Directions |
Answer these questions from the postoperative care excerpt:
(a) What reduction in mortality is epidural analgesia associated with?
(b) Besides nonpharmacologic interventions, what drug may be needed to treat postoperative delirium?
(c) On what day should patients bring their written mobilization instructions to the hospital?

Excerpt to read |
Thoracic epidural analgesia is the gold standard for postoperative pain control in patients undergoing open abdominal surgery (Teeuwen et al., 2010). Epidural analgesia is associated with a 40% reduction of mortality (Teeuwen et al., 2010). Compared with parenteral opioids, epidural analgesia has been shown to provide a sustained analgesia for 72 hours, accelerate the recovery of gastrointestinal function, reduce insulin resistance, and reduce cardiac and respiratory complications (Teeuwen et al., 2010). Nonsteroidal anti-inflammatory drugs and COX-2 drugs, such as celecoxib, have been shown to improve postoperative analgesia by reducing opioid consumption. (See Table 2 illustrating the perioperative process.)

Table 2.

Table 2

Enhanced Recovery After Surgery Perioperative Pathway

Delirium

Postoperative delirium is common in critical care and in postoperative patients. Factors such as age, prolonged preoperative fluid fasting times, deep anesthesia time, disturbance of the sleep–wake cycle, the use of sedatives and benzodiazepines, a history of excessive alcohol use, low body mass index, low serum albumin levels, intraoperative hypotension, and perioperative blood transfusions predispose the patient to delirium (Scholz, Oldroyd, McCarthy, Quinn, & Hewitt, 2016). Early detection in the postoperative period is important as delayed treatment can increase complications, the hospital length of stay, and mortality. Nonpharmacologic interventions and the use of haloperidol may be necessary to treat postoperative delirium.

Mobilization

Mobilization occurs early in the postoperative course. Instructions detailing daily mobilization goals are given to the patient and family in the outpatient setting prior to surgery. Patients may be given a log for daily activity or instructed on exercises to be done prior to surgery. Patients should also be encouraged to increase their activity in the preoperative phase. These instructions are reinforced with written material and should be brought by the patient to the hospital on the day of surgery. This allows the patient and family to review the written materials and to participate in the patient’s care.

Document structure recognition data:

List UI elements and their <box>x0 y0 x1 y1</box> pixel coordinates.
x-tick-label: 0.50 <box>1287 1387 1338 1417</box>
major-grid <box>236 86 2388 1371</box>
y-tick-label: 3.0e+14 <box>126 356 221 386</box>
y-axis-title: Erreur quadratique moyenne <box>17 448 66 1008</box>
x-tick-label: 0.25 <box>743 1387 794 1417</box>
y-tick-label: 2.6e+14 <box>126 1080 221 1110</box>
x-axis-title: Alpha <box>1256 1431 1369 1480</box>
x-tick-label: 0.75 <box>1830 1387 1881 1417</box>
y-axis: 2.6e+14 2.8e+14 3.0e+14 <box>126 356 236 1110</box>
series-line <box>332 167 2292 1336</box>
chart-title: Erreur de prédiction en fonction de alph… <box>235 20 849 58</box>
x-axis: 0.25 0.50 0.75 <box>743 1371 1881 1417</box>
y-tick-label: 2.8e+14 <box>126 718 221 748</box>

Your solution |
(a) A 40% reduction.
(b) Haloperidol.
(c) The day of surgery.